Stored data entries:

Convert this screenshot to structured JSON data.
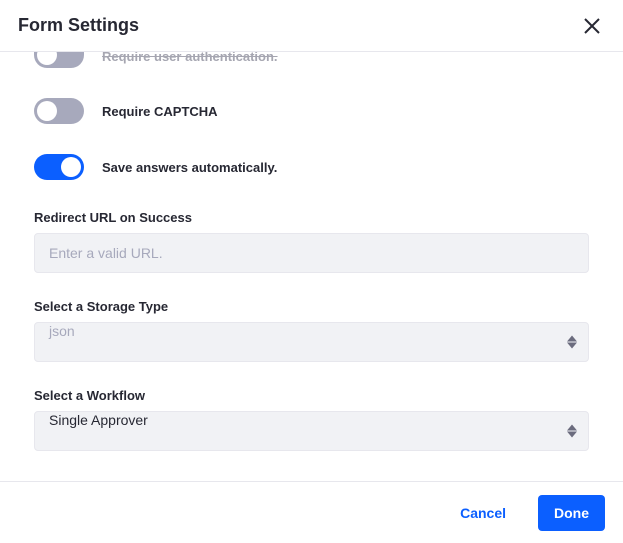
{
  "header": {
    "title": "Form Settings"
  },
  "toggles": {
    "auth": {
      "label": "Require user authentication.",
      "on": false,
      "partial": true
    },
    "captcha": {
      "label": "Require CAPTCHA",
      "on": false
    },
    "autosave": {
      "label": "Save answers automatically.",
      "on": true
    }
  },
  "redirect": {
    "label": "Redirect URL on Success",
    "placeholder": "Enter a valid URL.",
    "value": ""
  },
  "storage": {
    "label": "Select a Storage Type",
    "value": "json"
  },
  "workflow": {
    "label": "Select a Workflow",
    "value": "Single Approver"
  },
  "footer": {
    "cancel": "Cancel",
    "done": "Done"
  }
}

-- Request --
Find every line of the data that holds the string "Require", then say how many there are and nothing else.

-- Result below --
2